_Given instruction_
Listed below are entries; give the number of lines among them that include "appears", and only that number.

_Data provided_
◆ ◆ ◆

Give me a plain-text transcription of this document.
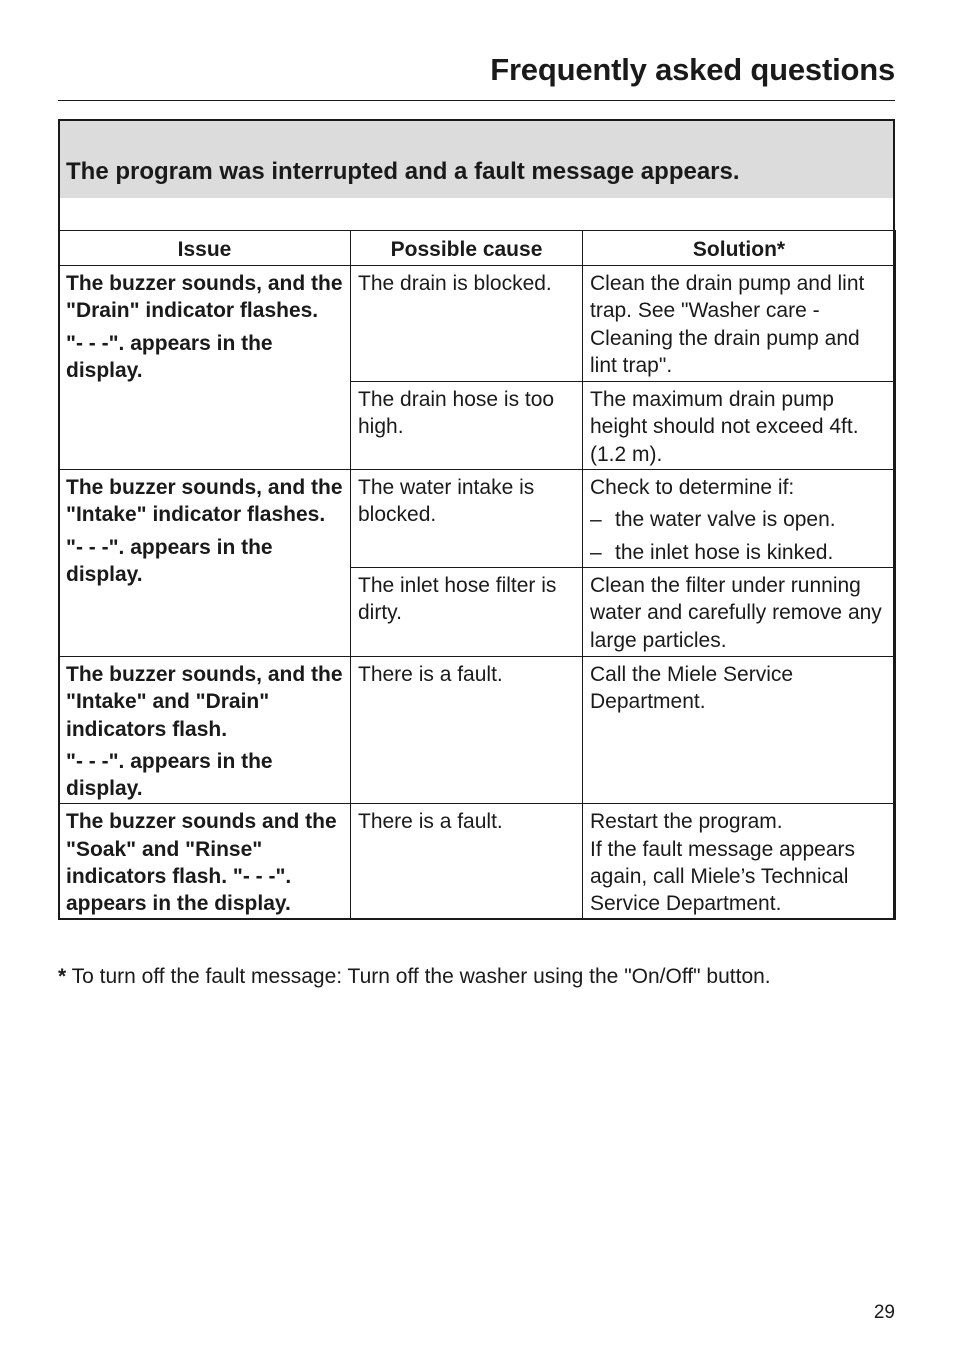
Frequently asked questions
The program was interrupted and a fault message appears.
Issue	Possible cause	Solution*

The buzzer sounds, and the "Drain" indicator flashes.
"- - -". appears in the display.	The drain is blocked.	Clean the drain pump and lint trap. See "Washer care - Cleaning the drain pump and lint trap".
	The drain hose is too high.	The maximum drain pump height should not exceed 4ft. (1.2 m).

The buzzer sounds, and the "Intake" indicator flashes.
"- - -". appears in the display.	The water intake is blocked.	Check to determine if:
– the water valve is open.
– the inlet hose is kinked.

	The inlet hose filter is dirty.	Clean the filter under running water and carefully remove any large particles.

The buzzer sounds, and the "Intake" and "Drain" indicators flash.
"- - -". appears in the display.	There is a fault.	Call the Miele Service Department.

The buzzer sounds and the "Soak" and "Rinse" indicators flash. "- - -". appears in the display.	There is a fault.	Restart the program.
If the fault message appears again, call Miele’s Technical Service Department.
* To turn off the fault message: Turn off the washer using the "On/Off" button.
29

◆ ◆ ◆

_Response to the task_
6